▶ STATED PROBLEM
Make an exact copy of the records, with the images left out.

▶ RECORD LIST
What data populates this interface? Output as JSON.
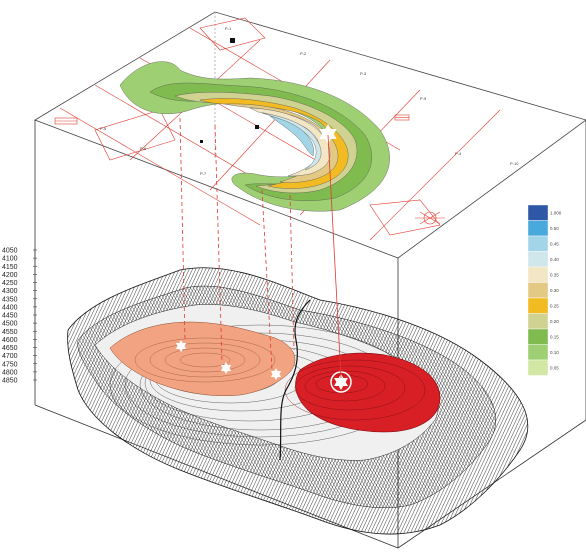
{
  "figure": {
    "depth_axis": {
      "tick_labels": [
        "4050",
        "4100",
        "4150",
        "4200",
        "4250",
        "4300",
        "4350",
        "4400",
        "4450",
        "4500",
        "4550",
        "4600",
        "4650",
        "4700",
        "4750",
        "4800",
        "4850"
      ]
    },
    "legend": {
      "colors": [
        "#2e57a6",
        "#4aa9dc",
        "#a3d5e8",
        "#cfe6ea",
        "#f2e6c4",
        "#e3c983",
        "#f2bb22",
        "#cfd290",
        "#7fbb4e",
        "#9ed073",
        "#d3e7a4"
      ],
      "labels": [
        "1.000",
        "0.50",
        "0.45",
        "0.40",
        "0.35",
        "0.30",
        "0.25",
        "0.20",
        "0.15",
        "0.10",
        "0.05"
      ]
    },
    "map_layer": {
      "plan_labels": [
        "P-1",
        "P-2",
        "P-3",
        "P-4",
        "P-5",
        "P-6",
        "P-7",
        "P-8",
        "P-9",
        "P-10"
      ]
    },
    "icons": {
      "star": "six-pointed-star-icon",
      "well": "well-symbol-icon"
    }
  }
}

▶ SOLUTION TO THIS TASK
What data populates this interface? Output as JSON.
{
  "figure": {
    "depth_axis": {
      "tick_labels": [
        "4050",
        "4100",
        "4150",
        "4200",
        "4250",
        "4300",
        "4350",
        "4400",
        "4450",
        "4500",
        "4550",
        "4600",
        "4650",
        "4700",
        "4750",
        "4800",
        "4850"
      ]
    },
    "legend": {
      "colors": [
        "#2e57a6",
        "#4aa9dc",
        "#a3d5e8",
        "#cfe6ea",
        "#f2e6c4",
        "#e3c983",
        "#f2bb22",
        "#cfd290",
        "#7fbb4e",
        "#9ed073",
        "#d3e7a4"
      ],
      "labels": [
        "1.000",
        "0.50",
        "0.45",
        "0.40",
        "0.35",
        "0.30",
        "0.25",
        "0.20",
        "0.15",
        "0.10",
        "0.05"
      ]
    },
    "map_layer": {
      "plan_labels": [
        "P-1",
        "P-2",
        "P-3",
        "P-4",
        "P-5",
        "P-6",
        "P-7",
        "P-8",
        "P-9",
        "P-10"
      ]
    },
    "icons": {
      "star": "six-pointed-star-icon",
      "well": "well-symbol-icon"
    }
  }
}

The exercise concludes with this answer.